GIVEN INSTRUCTION: Copy all records verbatim.
====== ROWS ======
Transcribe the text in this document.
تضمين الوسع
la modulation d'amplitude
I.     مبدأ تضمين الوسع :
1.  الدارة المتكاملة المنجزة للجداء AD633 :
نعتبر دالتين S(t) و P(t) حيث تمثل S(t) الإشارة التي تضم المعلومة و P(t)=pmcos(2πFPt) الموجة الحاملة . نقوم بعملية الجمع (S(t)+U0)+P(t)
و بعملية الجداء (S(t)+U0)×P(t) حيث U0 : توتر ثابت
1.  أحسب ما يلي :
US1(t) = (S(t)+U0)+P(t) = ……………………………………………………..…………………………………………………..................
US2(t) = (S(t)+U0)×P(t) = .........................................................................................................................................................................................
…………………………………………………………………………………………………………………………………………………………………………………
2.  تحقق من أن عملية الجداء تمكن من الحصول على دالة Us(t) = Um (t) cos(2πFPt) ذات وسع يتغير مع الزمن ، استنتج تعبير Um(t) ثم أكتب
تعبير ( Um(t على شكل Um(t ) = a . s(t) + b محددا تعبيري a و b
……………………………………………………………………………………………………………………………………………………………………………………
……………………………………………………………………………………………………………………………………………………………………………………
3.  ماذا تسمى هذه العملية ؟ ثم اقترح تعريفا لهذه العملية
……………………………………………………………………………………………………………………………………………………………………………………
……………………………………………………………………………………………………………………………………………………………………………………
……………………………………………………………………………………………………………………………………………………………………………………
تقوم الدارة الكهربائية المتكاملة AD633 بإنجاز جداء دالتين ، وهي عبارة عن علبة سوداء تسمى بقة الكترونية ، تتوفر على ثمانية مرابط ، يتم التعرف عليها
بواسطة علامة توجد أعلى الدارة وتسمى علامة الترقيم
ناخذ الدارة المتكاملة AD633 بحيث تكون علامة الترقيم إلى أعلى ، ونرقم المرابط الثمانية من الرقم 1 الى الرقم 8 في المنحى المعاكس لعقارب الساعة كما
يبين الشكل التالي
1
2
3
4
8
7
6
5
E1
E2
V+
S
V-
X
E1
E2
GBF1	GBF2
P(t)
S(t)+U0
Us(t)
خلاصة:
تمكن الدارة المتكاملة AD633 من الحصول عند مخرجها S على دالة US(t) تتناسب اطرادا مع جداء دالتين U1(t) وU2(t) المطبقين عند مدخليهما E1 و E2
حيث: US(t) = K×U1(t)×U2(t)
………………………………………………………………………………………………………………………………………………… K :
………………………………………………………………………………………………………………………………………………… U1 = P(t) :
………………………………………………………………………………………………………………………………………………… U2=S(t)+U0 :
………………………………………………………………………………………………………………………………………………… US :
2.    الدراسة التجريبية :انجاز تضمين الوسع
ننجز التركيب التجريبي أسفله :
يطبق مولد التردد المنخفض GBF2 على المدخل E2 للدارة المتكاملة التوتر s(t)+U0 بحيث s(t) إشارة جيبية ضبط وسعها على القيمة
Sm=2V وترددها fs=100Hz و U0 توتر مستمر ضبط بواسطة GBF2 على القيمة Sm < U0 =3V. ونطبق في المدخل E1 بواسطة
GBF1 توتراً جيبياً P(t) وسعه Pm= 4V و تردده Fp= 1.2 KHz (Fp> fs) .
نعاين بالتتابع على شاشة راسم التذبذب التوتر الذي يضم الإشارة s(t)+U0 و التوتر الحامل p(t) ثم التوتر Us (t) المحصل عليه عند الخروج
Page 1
======
FINAL ANSWER:
Transcribe the text in this document.
تضمين الوسع
la modulation d'amplitude
I.     مبدأ تضمين الوسع :
1.  الدارة المتكاملة المنجزة للجداء AD633 :
نعتبر دالتين S(t) و P(t) حيث تمثل S(t) الإشارة التي تضم المعلومة و P(t)=pmcos(2πFPt) الموجة الحاملة . نقوم بعملية الجمع (S(t)+U0)+P(t)
و بعملية الجداء (S(t)+U0)×P(t) حيث U0 : توتر ثابت
1.  أحسب ما يلي :
US1(t) = (S(t)+U0)+P(t) = ……………………………………………………..…………………………………………………..................
US2(t) = (S(t)+U0)×P(t) = .........................................................................................................................................................................................
…………………………………………………………………………………………………………………………………………………………………………………
2.  تحقق من أن عملية الجداء تمكن من الحصول على دالة Us(t) = Um (t) cos(2πFPt) ذات وسع يتغير مع الزمن ، استنتج تعبير Um(t) ثم أكتب
تعبير ( Um(t على شكل Um(t ) = a . s(t) + b محددا تعبيري a و b
……………………………………………………………………………………………………………………………………………………………………………………
……………………………………………………………………………………………………………………………………………………………………………………
3.  ماذا تسمى هذه العملية ؟ ثم اقترح تعريفا لهذه العملية
……………………………………………………………………………………………………………………………………………………………………………………
……………………………………………………………………………………………………………………………………………………………………………………
……………………………………………………………………………………………………………………………………………………………………………………
تقوم الدارة الكهربائية المتكاملة AD633 بإنجاز جداء دالتين ، وهي عبارة عن علبة سوداء تسمى بقة الكترونية ، تتوفر على ثمانية مرابط ، يتم التعرف عليها
بواسطة علامة توجد أعلى الدارة وتسمى علامة الترقيم
ناخذ الدارة المتكاملة AD633 بحيث تكون علامة الترقيم إلى أعلى ، ونرقم المرابط الثمانية من الرقم 1 الى الرقم 8 في المنحى المعاكس لعقارب الساعة كما
يبين الشكل التالي
1
2
3
4
8
7
6
5
E1
E2
V+
S
V-
X
E1
E2
GBF1	GBF2
P(t)
S(t)+U0
Us(t)
خلاصة:
تمكن الدارة المتكاملة AD633 من الحصول عند مخرجها S على دالة US(t) تتناسب اطرادا مع جداء دالتين U1(t) وU2(t) المطبقين عند مدخليهما E1 و E2
حيث: US(t) = K×U1(t)×U2(t)
………………………………………………………………………………………………………………………………………………… K :
………………………………………………………………………………………………………………………………………………… U1 = P(t) :
………………………………………………………………………………………………………………………………………………… U2=S(t)+U0 :
………………………………………………………………………………………………………………………………………………… US :
2.    الدراسة التجريبية :انجاز تضمين الوسع
ننجز التركيب التجريبي أسفله :
يطبق مولد التردد المنخفض GBF2 على المدخل E2 للدارة المتكاملة التوتر s(t)+U0 بحيث s(t) إشارة جيبية ضبط وسعها على القيمة
Sm=2V وترددها fs=100Hz و U0 توتر مستمر ضبط بواسطة GBF2 على القيمة Sm < U0 =3V. ونطبق في المدخل E1 بواسطة
GBF1 توتراً جيبياً P(t) وسعه Pm= 4V و تردده Fp= 1.2 KHz (Fp> fs) .
نعاين بالتتابع على شاشة راسم التذبذب التوتر الذي يضم الإشارة s(t)+U0 و التوتر الحامل p(t) ثم التوتر Us (t) المحصل عليه عند الخروج
Page 1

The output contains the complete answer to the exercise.